Each line that includes the word "this" counts once; give the total and nothing more.

## start RECORDED DATA

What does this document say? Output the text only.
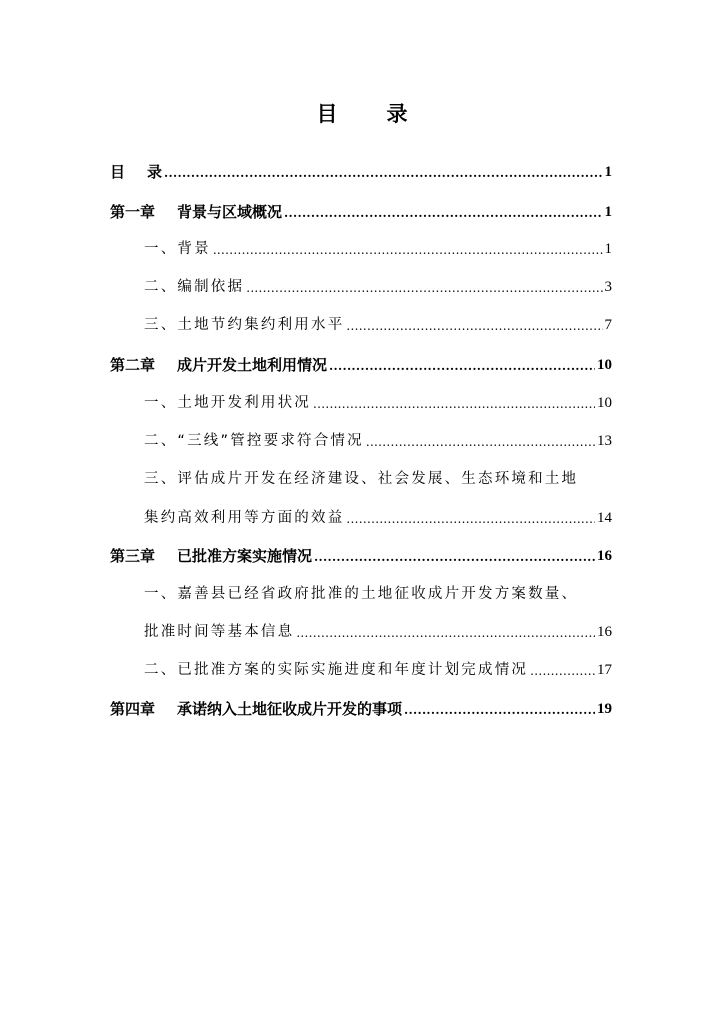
目　录
目 录 .....	1
第一章 背景与区域概况 .....	1
一、背景 .....	1
二、编制依据 .....	3
三、土地节约集约利用水平 .....	7
第二章 成片开发土地利用情况 .....	10
一、土地开发利用状况 .....	10
二、“三线”管控要求符合情况 .....	13
三、评估成片开发在经济建设、社会发展、生态环境和土地
集约高效利用等方面的效益 .....	14
第三章 已批准方案实施情况 .....	16
一、嘉善县已经省政府批准的土地征收成片开发方案数量、
批准时间等基本信息 .....	16
二、已批准方案的实际实施进度和年度计划完成情况 .....	17
第四章 承诺纳入土地征收成片开发的事项 .....	19
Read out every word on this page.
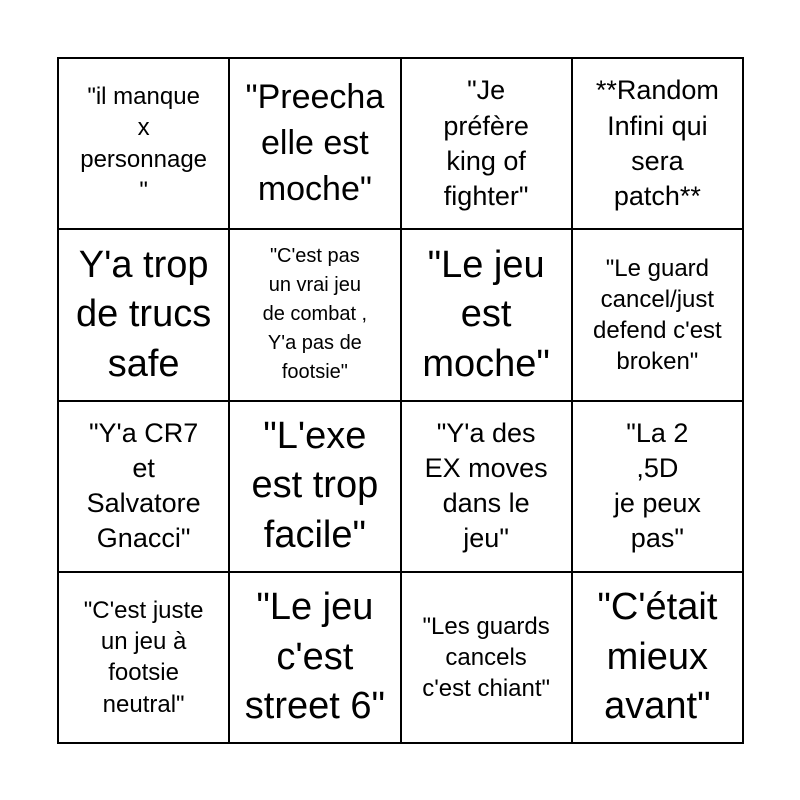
"il manque
x
personnage
"
"Preecha
elle est
moche"
"Je
préfère
king of
fighter"
**Random
Infini qui
sera
patch**
Y'a trop
de trucs
safe
"C'est pas
un vrai jeu
de combat ,
Y'a pas de
footsie"
"Le jeu
est
moche"
"Le guard
cancel/just
defend c'est
broken"
"Y'a CR7
et
Salvatore
Gnacci"
"L'exe
est trop
facile"
"Y'a des
EX moves
dans le
jeu"
"La 2
,5D
je peux
pas"
"C'est juste
un jeu à
footsie
neutral"
"Le jeu
c'est
street 6"
"Les guards
cancels
c'est chiant"
"C'était
mieux
avant"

## end RECORDED DATA

» **TASK OUTPUT**
2